_DIRECTION_.
Return the material below in full and exactly.

++++ GIVEN RECORDS ++++

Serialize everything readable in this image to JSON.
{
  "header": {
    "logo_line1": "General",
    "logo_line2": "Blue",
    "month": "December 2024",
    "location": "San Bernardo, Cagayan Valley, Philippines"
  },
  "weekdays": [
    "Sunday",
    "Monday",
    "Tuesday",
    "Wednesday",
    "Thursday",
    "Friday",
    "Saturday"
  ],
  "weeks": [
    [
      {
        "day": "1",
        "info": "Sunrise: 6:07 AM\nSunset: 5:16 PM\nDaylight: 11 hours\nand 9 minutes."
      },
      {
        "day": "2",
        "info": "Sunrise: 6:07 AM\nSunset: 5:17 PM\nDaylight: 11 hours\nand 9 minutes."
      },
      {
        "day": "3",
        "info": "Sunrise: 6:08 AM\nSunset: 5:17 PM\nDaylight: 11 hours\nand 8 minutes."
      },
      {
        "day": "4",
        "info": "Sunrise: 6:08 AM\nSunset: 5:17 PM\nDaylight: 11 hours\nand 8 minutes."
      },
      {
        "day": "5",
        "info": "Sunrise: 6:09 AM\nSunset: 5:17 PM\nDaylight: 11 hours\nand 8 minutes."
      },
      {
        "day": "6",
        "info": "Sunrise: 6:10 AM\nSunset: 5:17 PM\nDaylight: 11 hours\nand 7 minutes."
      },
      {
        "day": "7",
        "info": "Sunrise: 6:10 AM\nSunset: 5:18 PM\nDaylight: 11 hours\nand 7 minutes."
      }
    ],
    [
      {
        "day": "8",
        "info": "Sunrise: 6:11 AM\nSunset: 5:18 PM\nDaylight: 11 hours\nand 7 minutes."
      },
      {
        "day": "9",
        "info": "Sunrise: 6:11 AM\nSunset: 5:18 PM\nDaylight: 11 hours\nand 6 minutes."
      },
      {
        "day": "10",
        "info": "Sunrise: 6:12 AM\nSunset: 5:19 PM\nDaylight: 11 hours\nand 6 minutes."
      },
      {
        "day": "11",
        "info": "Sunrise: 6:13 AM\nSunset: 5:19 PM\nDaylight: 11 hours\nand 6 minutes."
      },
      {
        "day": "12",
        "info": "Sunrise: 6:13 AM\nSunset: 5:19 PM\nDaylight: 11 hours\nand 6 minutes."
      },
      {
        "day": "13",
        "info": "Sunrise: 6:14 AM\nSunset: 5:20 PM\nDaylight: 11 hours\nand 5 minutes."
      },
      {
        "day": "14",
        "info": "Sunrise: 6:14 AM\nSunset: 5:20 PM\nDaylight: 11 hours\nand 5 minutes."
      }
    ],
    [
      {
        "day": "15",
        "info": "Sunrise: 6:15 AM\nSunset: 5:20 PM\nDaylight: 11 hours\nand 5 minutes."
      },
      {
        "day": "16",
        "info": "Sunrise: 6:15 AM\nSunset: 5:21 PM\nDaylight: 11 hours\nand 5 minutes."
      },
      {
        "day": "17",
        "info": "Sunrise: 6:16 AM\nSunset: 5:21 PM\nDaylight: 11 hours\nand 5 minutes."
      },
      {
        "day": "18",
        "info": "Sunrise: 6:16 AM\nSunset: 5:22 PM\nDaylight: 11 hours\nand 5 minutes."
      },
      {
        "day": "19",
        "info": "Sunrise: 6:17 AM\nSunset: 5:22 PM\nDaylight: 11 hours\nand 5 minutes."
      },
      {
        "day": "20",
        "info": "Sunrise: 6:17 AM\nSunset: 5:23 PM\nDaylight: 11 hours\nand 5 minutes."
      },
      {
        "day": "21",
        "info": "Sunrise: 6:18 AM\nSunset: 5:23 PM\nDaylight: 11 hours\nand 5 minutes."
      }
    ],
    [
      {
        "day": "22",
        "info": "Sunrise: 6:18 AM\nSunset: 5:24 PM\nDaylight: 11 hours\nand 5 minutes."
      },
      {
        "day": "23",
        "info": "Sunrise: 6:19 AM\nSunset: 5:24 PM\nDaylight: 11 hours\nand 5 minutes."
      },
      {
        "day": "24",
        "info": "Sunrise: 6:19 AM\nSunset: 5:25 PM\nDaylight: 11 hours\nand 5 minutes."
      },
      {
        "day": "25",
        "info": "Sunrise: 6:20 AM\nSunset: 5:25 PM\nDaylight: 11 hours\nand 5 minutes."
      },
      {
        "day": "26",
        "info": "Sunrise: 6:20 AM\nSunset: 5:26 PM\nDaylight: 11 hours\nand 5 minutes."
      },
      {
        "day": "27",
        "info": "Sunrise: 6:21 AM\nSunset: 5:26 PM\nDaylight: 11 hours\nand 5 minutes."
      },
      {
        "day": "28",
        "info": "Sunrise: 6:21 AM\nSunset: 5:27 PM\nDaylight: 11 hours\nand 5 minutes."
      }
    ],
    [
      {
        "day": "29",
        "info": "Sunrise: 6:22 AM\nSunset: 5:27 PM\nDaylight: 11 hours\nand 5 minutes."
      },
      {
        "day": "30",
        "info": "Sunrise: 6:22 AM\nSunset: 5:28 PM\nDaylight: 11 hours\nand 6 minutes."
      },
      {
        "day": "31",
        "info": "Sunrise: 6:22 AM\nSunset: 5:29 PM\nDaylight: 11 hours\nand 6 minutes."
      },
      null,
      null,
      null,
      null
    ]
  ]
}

++++

_RIGHT ANSWER_.
Serialize everything readable in this image to JSON.
{
  "header": {
    "logo_line1": "General",
    "logo_line2": "Blue",
    "month": "December 2024",
    "location": "San Bernardo, Cagayan Valley, Philippines"
  },
  "weekdays": [
    "Sunday",
    "Monday",
    "Tuesday",
    "Wednesday",
    "Thursday",
    "Friday",
    "Saturday"
  ],
  "weeks": [
    [
      {
        "day": "1",
        "info": "Sunrise: 6:07 AM\nSunset: 5:16 PM\nDaylight: 11 hours\nand 9 minutes."
      },
      {
        "day": "2",
        "info": "Sunrise: 6:07 AM\nSunset: 5:17 PM\nDaylight: 11 hours\nand 9 minutes."
      },
      {
        "day": "3",
        "info": "Sunrise: 6:08 AM\nSunset: 5:17 PM\nDaylight: 11 hours\nand 8 minutes."
      },
      {
        "day": "4",
        "info": "Sunrise: 6:08 AM\nSunset: 5:17 PM\nDaylight: 11 hours\nand 8 minutes."
      },
      {
        "day": "5",
        "info": "Sunrise: 6:09 AM\nSunset: 5:17 PM\nDaylight: 11 hours\nand 8 minutes."
      },
      {
        "day": "6",
        "info": "Sunrise: 6:10 AM\nSunset: 5:17 PM\nDaylight: 11 hours\nand 7 minutes."
      },
      {
        "day": "7",
        "info": "Sunrise: 6:10 AM\nSunset: 5:18 PM\nDaylight: 11 hours\nand 7 minutes."
      }
    ],
    [
      {
        "day": "8",
        "info": "Sunrise: 6:11 AM\nSunset: 5:18 PM\nDaylight: 11 hours\nand 7 minutes."
      },
      {
        "day": "9",
        "info": "Sunrise: 6:11 AM\nSunset: 5:18 PM\nDaylight: 11 hours\nand 6 minutes."
      },
      {
        "day": "10",
        "info": "Sunrise: 6:12 AM\nSunset: 5:19 PM\nDaylight: 11 hours\nand 6 minutes."
      },
      {
        "day": "11",
        "info": "Sunrise: 6:13 AM\nSunset: 5:19 PM\nDaylight: 11 hours\nand 6 minutes."
      },
      {
        "day": "12",
        "info": "Sunrise: 6:13 AM\nSunset: 5:19 PM\nDaylight: 11 hours\nand 6 minutes."
      },
      {
        "day": "13",
        "info": "Sunrise: 6:14 AM\nSunset: 5:20 PM\nDaylight: 11 hours\nand 5 minutes."
      },
      {
        "day": "14",
        "info": "Sunrise: 6:14 AM\nSunset: 5:20 PM\nDaylight: 11 hours\nand 5 minutes."
      }
    ],
    [
      {
        "day": "15",
        "info": "Sunrise: 6:15 AM\nSunset: 5:20 PM\nDaylight: 11 hours\nand 5 minutes."
      },
      {
        "day": "16",
        "info": "Sunrise: 6:15 AM\nSunset: 5:21 PM\nDaylight: 11 hours\nand 5 minutes."
      },
      {
        "day": "17",
        "info": "Sunrise: 6:16 AM\nSunset: 5:21 PM\nDaylight: 11 hours\nand 5 minutes."
      },
      {
        "day": "18",
        "info": "Sunrise: 6:16 AM\nSunset: 5:22 PM\nDaylight: 11 hours\nand 5 minutes."
      },
      {
        "day": "19",
        "info": "Sunrise: 6:17 AM\nSunset: 5:22 PM\nDaylight: 11 hours\nand 5 minutes."
      },
      {
        "day": "20",
        "info": "Sunrise: 6:17 AM\nSunset: 5:23 PM\nDaylight: 11 hours\nand 5 minutes."
      },
      {
        "day": "21",
        "info": "Sunrise: 6:18 AM\nSunset: 5:23 PM\nDaylight: 11 hours\nand 5 minutes."
      }
    ],
    [
      {
        "day": "22",
        "info": "Sunrise: 6:18 AM\nSunset: 5:24 PM\nDaylight: 11 hours\nand 5 minutes."
      },
      {
        "day": "23",
        "info": "Sunrise: 6:19 AM\nSunset: 5:24 PM\nDaylight: 11 hours\nand 5 minutes."
      },
      {
        "day": "24",
        "info": "Sunrise: 6:19 AM\nSunset: 5:25 PM\nDaylight: 11 hours\nand 5 minutes."
      },
      {
        "day": "25",
        "info": "Sunrise: 6:20 AM\nSunset: 5:25 PM\nDaylight: 11 hours\nand 5 minutes."
      },
      {
        "day": "26",
        "info": "Sunrise: 6:20 AM\nSunset: 5:26 PM\nDaylight: 11 hours\nand 5 minutes."
      },
      {
        "day": "27",
        "info": "Sunrise: 6:21 AM\nSunset: 5:26 PM\nDaylight: 11 hours\nand 5 minutes."
      },
      {
        "day": "28",
        "info": "Sunrise: 6:21 AM\nSunset: 5:27 PM\nDaylight: 11 hours\nand 5 minutes."
      }
    ],
    [
      {
        "day": "29",
        "info": "Sunrise: 6:22 AM\nSunset: 5:27 PM\nDaylight: 11 hours\nand 5 minutes."
      },
      {
        "day": "30",
        "info": "Sunrise: 6:22 AM\nSunset: 5:28 PM\nDaylight: 11 hours\nand 6 minutes."
      },
      {
        "day": "31",
        "info": "Sunrise: 6:22 AM\nSunset: 5:29 PM\nDaylight: 11 hours\nand 6 minutes."
      },
      null,
      null,
      null,
      null
    ]
  ]
}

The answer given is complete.